◆ **Required work**: Your task is to copy the listing exactly. Drop any pictures from the copy.

Stored data:
+-------+

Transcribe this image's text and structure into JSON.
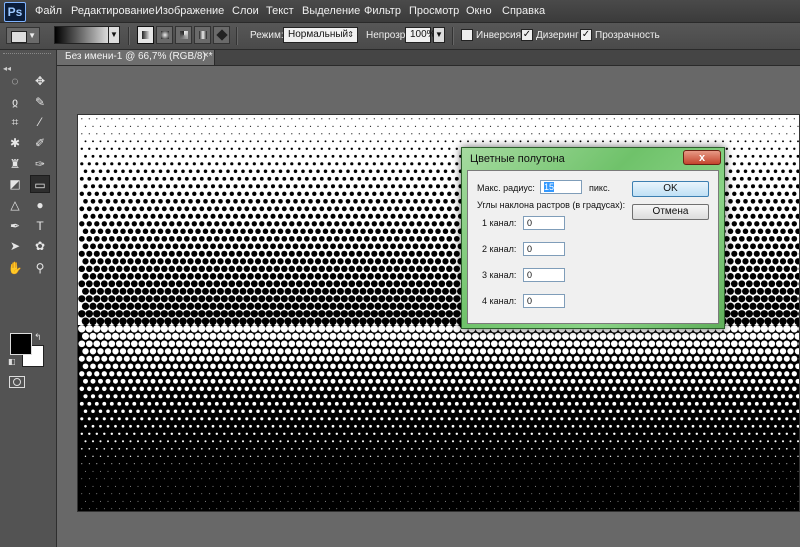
{
  "app": {
    "logo": "Ps"
  },
  "menu": [
    "Файл",
    "Редактирование",
    "Изображение",
    "Слои",
    "Текст",
    "Выделение",
    "Фильтр",
    "Просмотр",
    "Окно",
    "Справка"
  ],
  "options": {
    "mode_label": "Режим:",
    "mode_value": "Нормальный",
    "opacity_label": "Непрозр.:",
    "opacity_value": "100%",
    "inversion_label": "Инверсия",
    "inversion_checked": false,
    "dither_label": "Дизеринг",
    "dither_checked": true,
    "transparency_label": "Прозрачность",
    "transparency_checked": true
  },
  "document": {
    "tab_title": "Без имени-1 @ 66,7% (RGB/8) *",
    "close": "×"
  },
  "toolbar": {
    "tools": [
      "marquee-tool",
      "move-tool",
      "lasso-tool",
      "quick-selection-tool",
      "crop-tool",
      "eyedropper-tool",
      "spot-healing-tool",
      "brush-tool",
      "clone-stamp-tool",
      "history-brush-tool",
      "eraser-tool",
      "gradient-tool",
      "blur-tool",
      "dodge-tool",
      "pen-tool",
      "type-tool",
      "path-selection-tool",
      "shape-tool",
      "hand-tool",
      "zoom-tool"
    ],
    "foreground_color": "#000000",
    "background_color": "#ffffff"
  },
  "dialog": {
    "title": "Цветные полутона",
    "close": "x",
    "max_radius_label": "Макс. радиус:",
    "max_radius_value": "15",
    "max_radius_unit": "пикс.",
    "angles_label": "Углы наклона растров (в градусах):",
    "channels": [
      {
        "label": "1 канал:",
        "value": "0"
      },
      {
        "label": "2 канал:",
        "value": "0"
      },
      {
        "label": "3 канал:",
        "value": "0"
      },
      {
        "label": "4 канал:",
        "value": "0"
      }
    ],
    "ok_label": "OK",
    "cancel_label": "Отмена"
  }
}
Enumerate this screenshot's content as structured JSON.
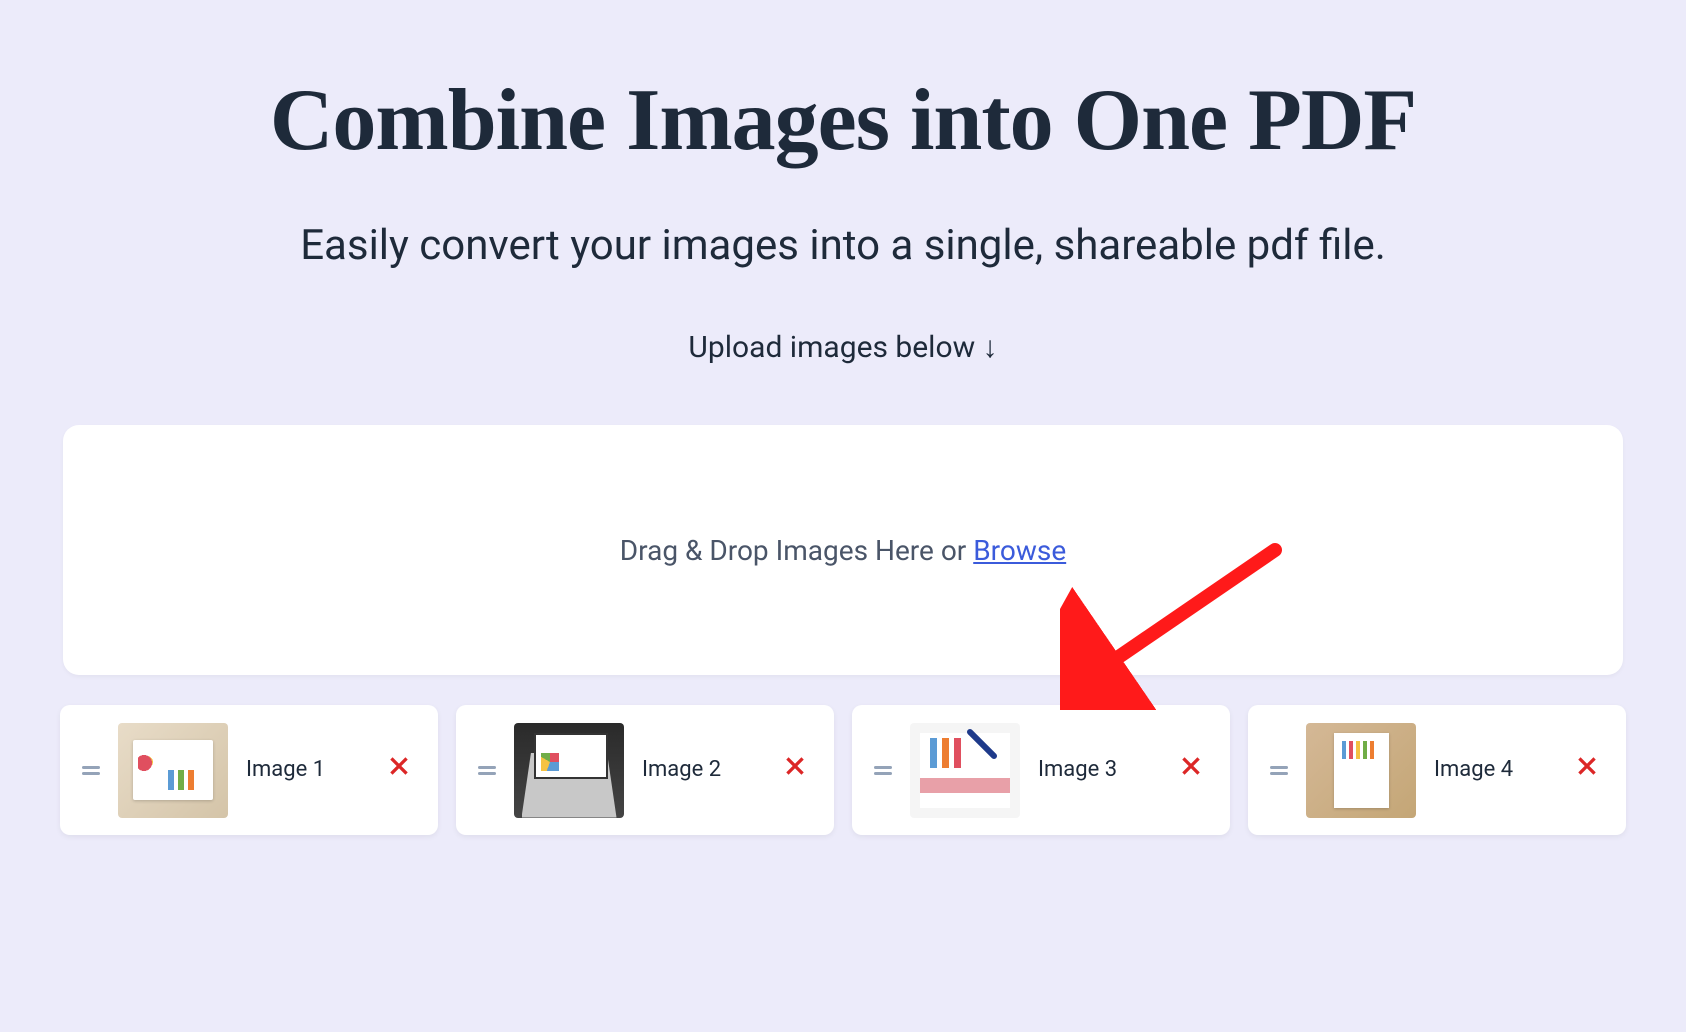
{
  "header": {
    "title": "Combine Images into One PDF",
    "subtitle": "Easily convert your images into a single, shareable pdf file.",
    "instruction": "Upload images below ↓"
  },
  "dropzone": {
    "text": "Drag & Drop Images Here or ",
    "browse_label": "Browse"
  },
  "cards": [
    {
      "label": "Image 1"
    },
    {
      "label": "Image 2"
    },
    {
      "label": "Image 3"
    },
    {
      "label": "Image 4"
    }
  ]
}
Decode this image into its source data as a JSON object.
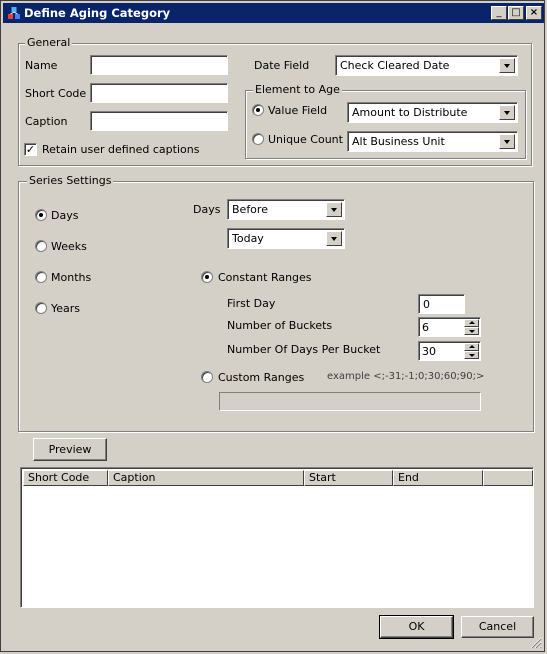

+-------+

◆ **Problem solution**:
Transcribe this image's text and structure into JSON.
{
  "app": {
    "logo": "Ps"
  },
  "menu": [
    "Файл",
    "Редактирование",
    "Изображение",
    "Слои",
    "Текст",
    "Выделение",
    "Фильтр",
    "Просмотр",
    "Окно",
    "Справка"
  ],
  "options": {
    "mode_label": "Режим:",
    "mode_value": "Нормальный",
    "opacity_label": "Непрозр.:",
    "opacity_value": "100%",
    "inversion_label": "Инверсия",
    "inversion_checked": false,
    "dither_label": "Дизеринг",
    "dither_checked": true,
    "transparency_label": "Прозрачность",
    "transparency_checked": true
  },
  "document": {
    "tab_title": "Без имени-1 @ 66,7% (RGB/8) *",
    "close": "×"
  },
  "toolbar": {
    "tools": [
      "marquee-tool",
      "move-tool",
      "lasso-tool",
      "quick-selection-tool",
      "crop-tool",
      "eyedropper-tool",
      "spot-healing-tool",
      "brush-tool",
      "clone-stamp-tool",
      "history-brush-tool",
      "eraser-tool",
      "gradient-tool",
      "blur-tool",
      "dodge-tool",
      "pen-tool",
      "type-tool",
      "path-selection-tool",
      "shape-tool",
      "hand-tool",
      "zoom-tool"
    ],
    "foreground_color": "#000000",
    "background_color": "#ffffff"
  },
  "dialog": {
    "title": "Цветные полутона",
    "close": "x",
    "max_radius_label": "Макс. радиус:",
    "max_radius_value": "15",
    "max_radius_unit": "пикс.",
    "angles_label": "Углы наклона растров (в градусах):",
    "channels": [
      {
        "label": "1 канал:",
        "value": "0"
      },
      {
        "label": "2 канал:",
        "value": "0"
      },
      {
        "label": "3 канал:",
        "value": "0"
      },
      {
        "label": "4 канал:",
        "value": "0"
      }
    ],
    "ok_label": "OK",
    "cancel_label": "Отмена"
  }
}
Enumerate this screenshot's content as structured JSON.
{
  "header": {
    "title": "Combine Images into One PDF",
    "subtitle": "Easily convert your images into a single, shareable pdf file.",
    "instruction": "Upload images below ↓"
  },
  "dropzone": {
    "text": "Drag & Drop Images Here or ",
    "browse_label": "Browse"
  },
  "cards": [
    {
      "label": "Image 1"
    },
    {
      "label": "Image 2"
    },
    {
      "label": "Image 3"
    },
    {
      "label": "Image 4"
    }
  ]
}
Decode this image into its source data as a JSON object.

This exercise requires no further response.